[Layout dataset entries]
=-=-=

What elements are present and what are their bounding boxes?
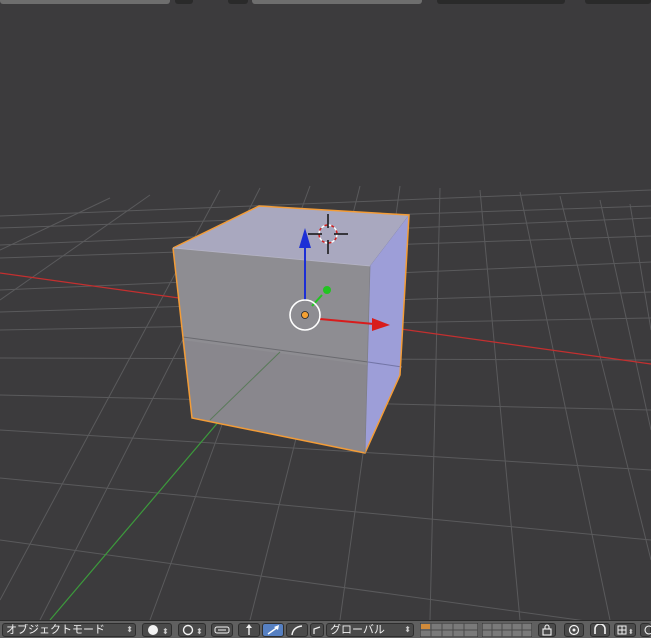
dropdown-arrows-icon: ⬍ <box>126 625 133 634</box>
dropdown-arrows-icon: ⬍ <box>196 627 203 636</box>
mode-dropdown[interactable]: オブジェクトモード ⬍ <box>2 623 136 637</box>
top-field-left[interactable] <box>0 0 170 4</box>
dropdown-arrows-icon: ⬍ <box>162 627 169 636</box>
scene-canvas[interactable] <box>0 8 651 620</box>
y-arrow-icon[interactable] <box>323 286 331 294</box>
layers-grid-icon <box>482 623 532 637</box>
lock-camera-button[interactable] <box>538 623 556 637</box>
top-button-4[interactable] <box>585 0 651 4</box>
translate-arrow-icon <box>246 624 252 635</box>
manipulator-rotate-button[interactable] <box>262 623 284 637</box>
lock-icon <box>542 624 552 636</box>
object-origin-dot <box>301 311 309 319</box>
orientation-dropdown[interactable]: グローバル ⬍ <box>326 623 414 637</box>
pivot-point-button[interactable]: ⬍ <box>178 623 206 637</box>
overflow-icon <box>644 625 651 635</box>
overflow-button[interactable] <box>640 623 651 637</box>
layers-grid[interactable] <box>420 623 478 637</box>
svg-text:⬍: ⬍ <box>628 628 634 636</box>
layers-grid-2[interactable] <box>482 623 532 637</box>
pivot-icon <box>182 624 194 636</box>
top-button-3[interactable] <box>437 0 565 4</box>
orientation-dropdown-label: グローバル <box>330 623 385 636</box>
snap-toggle-button[interactable] <box>590 623 610 637</box>
magnet-icon <box>594 624 606 634</box>
scale-extra-button[interactable] <box>310 623 324 637</box>
mode-dropdown-label: オブジェクトモード <box>6 623 105 636</box>
manipulator-translate-button[interactable] <box>238 623 260 637</box>
3d-viewport[interactable] <box>0 8 651 620</box>
manipulator-scale-button[interactable] <box>286 623 308 637</box>
scale-handle-icon <box>313 626 321 634</box>
rotate-arc-icon <box>267 625 279 635</box>
snap-target-icon: ⬍ <box>617 625 634 636</box>
snap-target-button[interactable]: ⬍ <box>614 623 636 637</box>
viewport-shading-button[interactable]: ⬍ <box>142 623 172 637</box>
proportional-edit-button[interactable] <box>564 623 584 637</box>
top-editor-header <box>0 0 651 8</box>
solid-sphere-icon <box>148 625 158 635</box>
manipulator-icon <box>214 626 230 634</box>
dropdown-arrows-icon: ⬍ <box>404 625 411 634</box>
3d-view-header: オブジェクトモード ⬍ ⬍ ⬍ グローバル ⬍ ⬍ <box>0 620 651 638</box>
top-button-1[interactable] <box>175 0 193 4</box>
layers-grid-icon <box>420 623 478 637</box>
proportional-edit-icon <box>568 624 580 636</box>
top-button-2[interactable] <box>228 0 248 4</box>
scale-icon <box>291 625 303 636</box>
top-field-right[interactable] <box>252 0 422 4</box>
manipulator-toggle-button[interactable] <box>211 623 233 637</box>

=-=-=

Begin at the line of the listing that has "dropdown-arrows-icon: ⬍ <box>126" and stop after the line that has "top-editor-header <box>0 0 651 8</box>". Write those lines out again, changing "magnet-icon" to "snap-magnet-icon" and keeping everything else the same.

> Complete output:
dropdown-arrows-icon: ⬍ <box>126 625 133 634</box>
dropdown-arrows-icon: ⬍ <box>196 627 203 636</box>
mode-dropdown[interactable]: オブジェクトモード ⬍ <box>2 623 136 637</box>
top-field-left[interactable] <box>0 0 170 4</box>
dropdown-arrows-icon: ⬍ <box>162 627 169 636</box>
scene-canvas[interactable] <box>0 8 651 620</box>
y-arrow-icon[interactable] <box>323 286 331 294</box>
layers-grid-icon <box>482 623 532 637</box>
lock-camera-button[interactable] <box>538 623 556 637</box>
top-button-4[interactable] <box>585 0 651 4</box>
translate-arrow-icon <box>246 624 252 635</box>
manipulator-rotate-button[interactable] <box>262 623 284 637</box>
lock-icon <box>542 624 552 636</box>
object-origin-dot <box>301 311 309 319</box>
orientation-dropdown[interactable]: グローバル ⬍ <box>326 623 414 637</box>
pivot-point-button[interactable]: ⬍ <box>178 623 206 637</box>
overflow-icon <box>644 625 651 635</box>
overflow-button[interactable] <box>640 623 651 637</box>
layers-grid[interactable] <box>420 623 478 637</box>
svg-text:⬍: ⬍ <box>628 628 634 636</box>
layers-grid-2[interactable] <box>482 623 532 637</box>
pivot-icon <box>182 624 194 636</box>
top-button-3[interactable] <box>437 0 565 4</box>
orientation-dropdown-label: グローバル <box>330 623 385 636</box>
snap-toggle-button[interactable] <box>590 623 610 637</box>
snap-magnet-icon <box>594 624 606 634</box>
scale-extra-button[interactable] <box>310 623 324 637</box>
mode-dropdown-label: オブジェクトモード <box>6 623 105 636</box>
manipulator-translate-button[interactable] <box>238 623 260 637</box>
3d-viewport[interactable] <box>0 8 651 620</box>
manipulator-scale-button[interactable] <box>286 623 308 637</box>
scale-handle-icon <box>313 626 321 634</box>
rotate-arc-icon <box>267 625 279 635</box>
snap-target-icon: ⬍ <box>617 625 634 636</box>
snap-target-button[interactable]: ⬍ <box>614 623 636 637</box>
viewport-shading-button[interactable]: ⬍ <box>142 623 172 637</box>
proportional-edit-button[interactable] <box>564 623 584 637</box>
top-editor-header <box>0 0 651 8</box>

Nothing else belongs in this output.